* Start Task inputs *

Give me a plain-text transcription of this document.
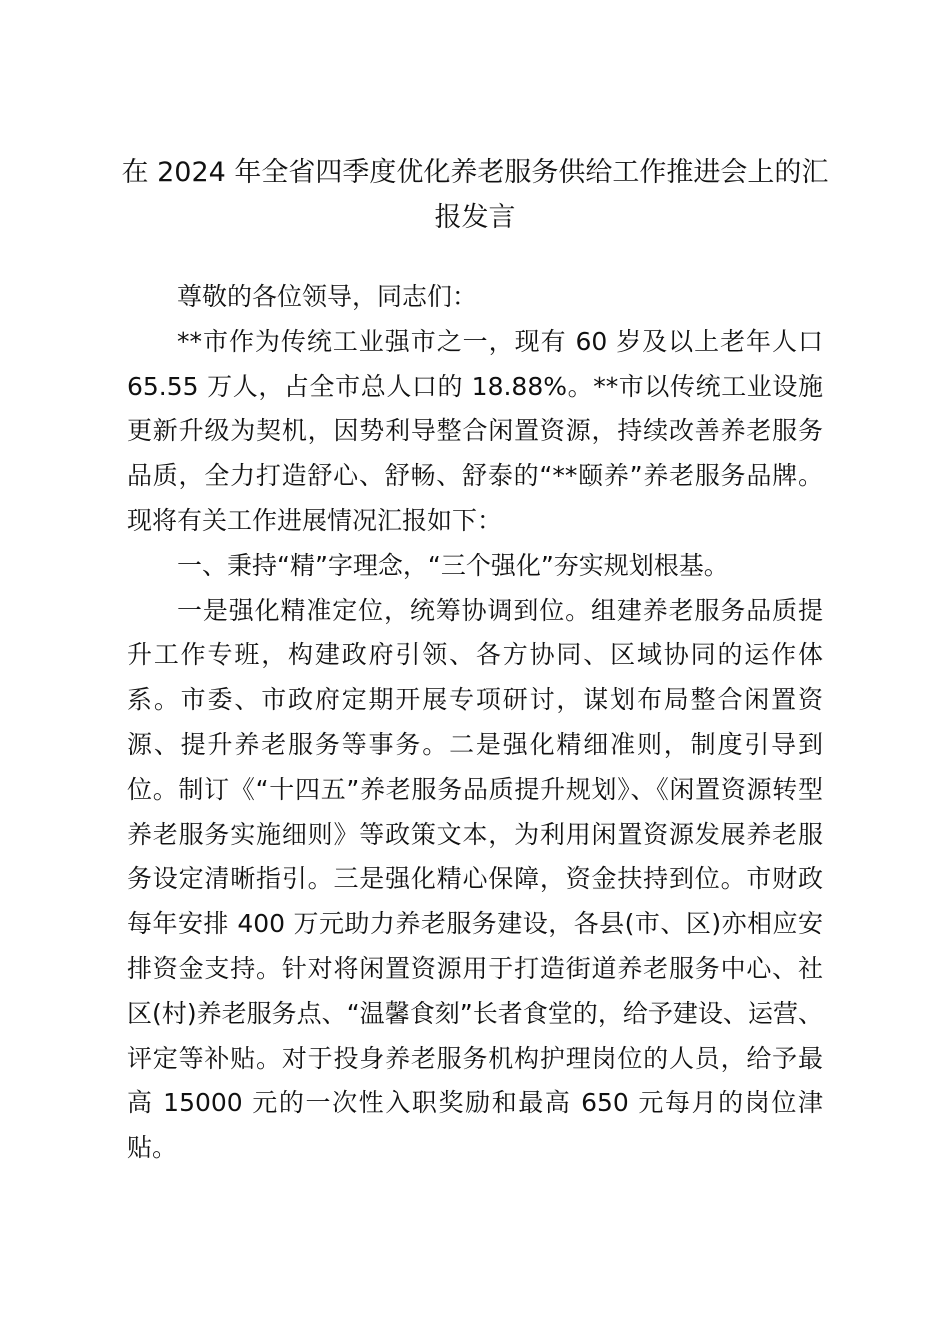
在 2024 年全省四季度优化养老服务供给工作推进会上的汇报发言

尊敬的各位领导，同志们：

**市作为传统工业强市之一，现有 60 岁及以上老年人口 65.55 万人，占全市总人口的 18.88%。**市以传统工业设施更新升级为契机，因势利导整合闲置资源，持续改善养老服务品质，全力打造舒心、舒畅、舒泰的“**颐养”养老服务品牌。现将有关工作进展情况汇报如下：

一、秉持“精”字理念，“三个强化”夯实规划根基。

一是强化精准定位，统筹协调到位。组建养老服务品质提升工作专班，构建政府引领、各方协同、区域协同的运作体系。市委、市政府定期开展专项研讨，谋划布局整合闲置资源、提升养老服务等事务。二是强化精细准则，制度引导到位。制订《“十四五”养老服务品质提升规划》、《闲置资源转型养老服务实施细则》等政策文本，为利用闲置资源发展养老服务设定清晰指引。三是强化精心保障，资金扶持到位。市财政每年安排 400 万元助力养老服务建设，各县(市、区)亦相应安排资金支持。针对将闲置资源用于打造街道养老服务中心、社区(村)养老服务点、“温馨食刻”长者食堂的，给予建设、运营、评定等补贴。对于投身养老服务机构护理岗位的人员，给予最高 15000 元的一次性入职奖励和最高 650 元每月的岗位津贴。
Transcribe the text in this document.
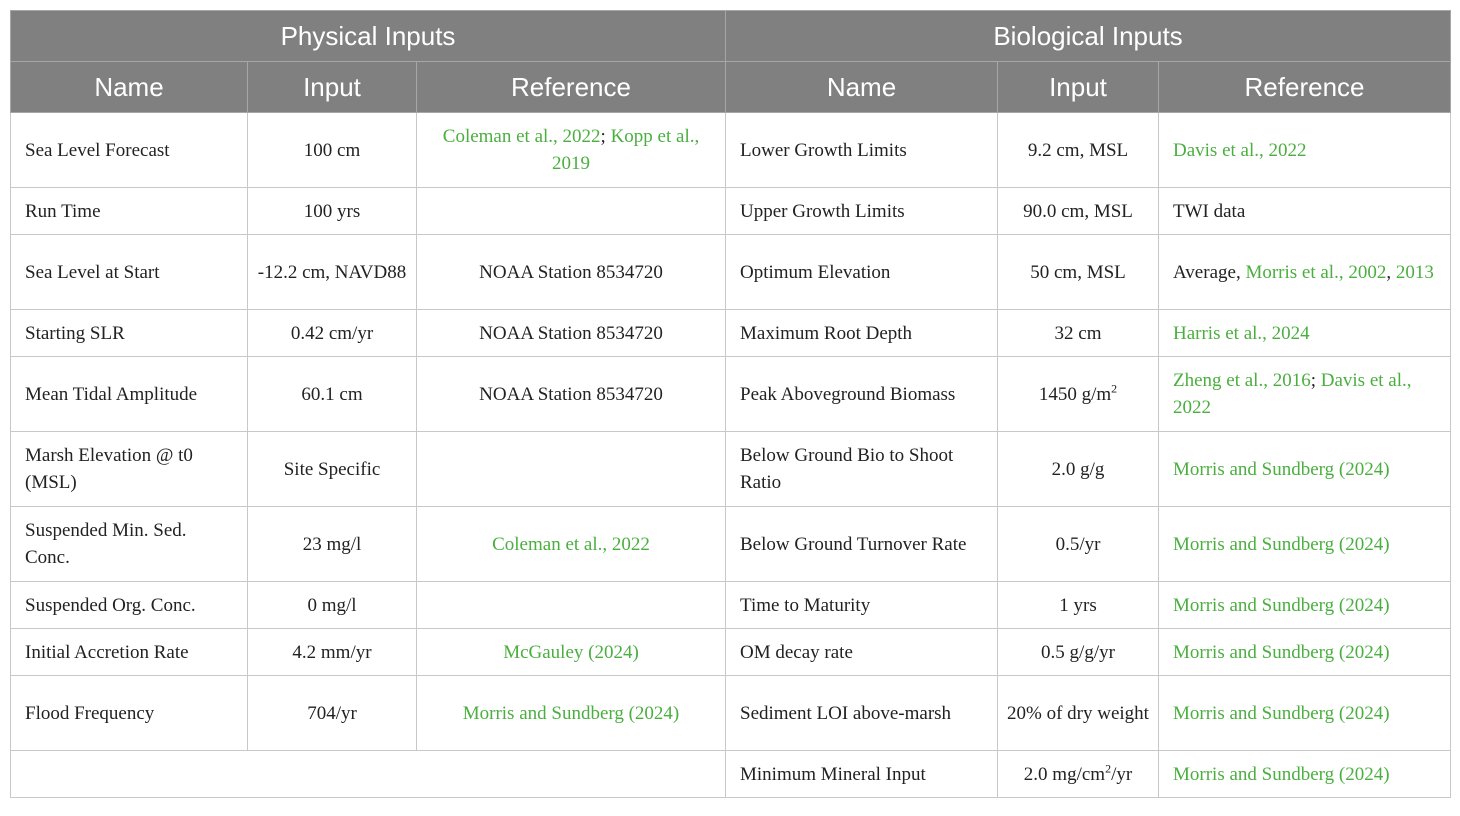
Physical Inputs			Biological Inputs		
Name	Input	Reference	Name	Input	Reference
Sea Level Forecast	100 cm	Coleman et al., 2022; Kopp et al., 2019	Lower Growth Limits	9.2 cm, MSL	Davis et al., 2022
Run Time	100 yrs		Upper Growth Limits	90.0 cm, MSL	TWI data
Sea Level at Start	-12.2 cm, NAVD88	NOAA Station 8534720	Optimum Elevation	50 cm, MSL	Average, Morris et al., 2002, 2013
Starting SLR	0.42 cm/yr	NOAA Station 8534720	Maximum Root Depth	32 cm	Harris et al., 2024
Mean Tidal Amplitude	60.1 cm	NOAA Station 8534720	Peak Aboveground Biomass	1450 $g/m^2$	Zheng et al., 2016; Davis et al., 2022
Marsh Elevation @ t0 (MSL)	Site Specific		Below Ground Bio to Shoot Ratio	2.0 g/g	Morris and Sundberg (2024)
Suspended Min. Sed. Conc.	23 mg/l	Coleman et al., 2022	Below Ground Turnover Rate	0.5/yr	Morris and Sundberg (2024)
Suspended Org. Conc.	0 mg/l		Time to Maturity	1 yrs	Morris and Sundberg (2024)
Initial Accretion Rate	4.2 mm/yr	McGauley (2024)	OM decay rate	0.5 g/g/yr	Morris and Sundberg (2024)
Flood Frequency	704/yr	Morris and Sundberg (2024)	Sediment LOI above-marsh	20% of dry weight	Morris and Sundberg (2024)
			Minimum Mineral Input	2.0 $mg/cm^2/yr$	Morris and Sundberg (2024)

* End Task inputs *

## Instructions to follow
Print the entries above exactly, taking out only the pictures.

## Task answer
Give me a plain-text transcription of this document.
在 2024 年全省四季度优化养老服务供给工作推进会上的汇报发言

尊敬的各位领导，同志们：

**市作为传统工业强市之一，现有 60 岁及以上老年人口 65.55 万人，占全市总人口的 18.88%。**市以传统工业设施更新升级为契机，因势利导整合闲置资源，持续改善养老服务品质，全力打造舒心、舒畅、舒泰的“**颐养”养老服务品牌。现将有关工作进展情况汇报如下：

一、秉持“精”字理念，“三个强化”夯实规划根基。

一是强化精准定位，统筹协调到位。组建养老服务品质提升工作专班，构建政府引领、各方协同、区域协同的运作体系。市委、市政府定期开展专项研讨，谋划布局整合闲置资源、提升养老服务等事务。二是强化精细准则，制度引导到位。制订《“十四五”养老服务品质提升规划》、《闲置资源转型养老服务实施细则》等政策文本，为利用闲置资源发展养老服务设定清晰指引。三是强化精心保障，资金扶持到位。市财政每年安排 400 万元助力养老服务建设，各县(市、区)亦相应安排资金支持。针对将闲置资源用于打造街道养老服务中心、社区(村)养老服务点、“温馨食刻”长者食堂的，给予建设、运营、评定等补贴。对于投身养老服务机构护理岗位的人员，给予最高 15000 元的一次性入职奖励和最高 650 元每月的岗位津贴。
Transcribe the text in this document.
Physical Inputs			Biological Inputs		
Name	Input	Reference	Name	Input	Reference
Sea Level Forecast	100 cm	Coleman et al., 2022; Kopp et al., 2019	Lower Growth Limits	9.2 cm, MSL	Davis et al., 2022
Run Time	100 yrs		Upper Growth Limits	90.0 cm, MSL	TWI data
Sea Level at Start	-12.2 cm, NAVD88	NOAA Station 8534720	Optimum Elevation	50 cm, MSL	Average, Morris et al., 2002, 2013
Starting SLR	0.42 cm/yr	NOAA Station 8534720	Maximum Root Depth	32 cm	Harris et al., 2024
Mean Tidal Amplitude	60.1 cm	NOAA Station 8534720	Peak Aboveground Biomass	1450 $g/m^2$	Zheng et al., 2016; Davis et al., 2022
Marsh Elevation @ t0 (MSL)	Site Specific		Below Ground Bio to Shoot Ratio	2.0 g/g	Morris and Sundberg (2024)
Suspended Min. Sed. Conc.	23 mg/l	Coleman et al., 2022	Below Ground Turnover Rate	0.5/yr	Morris and Sundberg (2024)
Suspended Org. Conc.	0 mg/l		Time to Maturity	1 yrs	Morris and Sundberg (2024)
Initial Accretion Rate	4.2 mm/yr	McGauley (2024)	OM decay rate	0.5 g/g/yr	Morris and Sundberg (2024)
Flood Frequency	704/yr	Morris and Sundberg (2024)	Sediment LOI above-marsh	20% of dry weight	Morris and Sundberg (2024)
			Minimum Mineral Input	2.0 $mg/cm^2/yr$	Morris and Sundberg (2024)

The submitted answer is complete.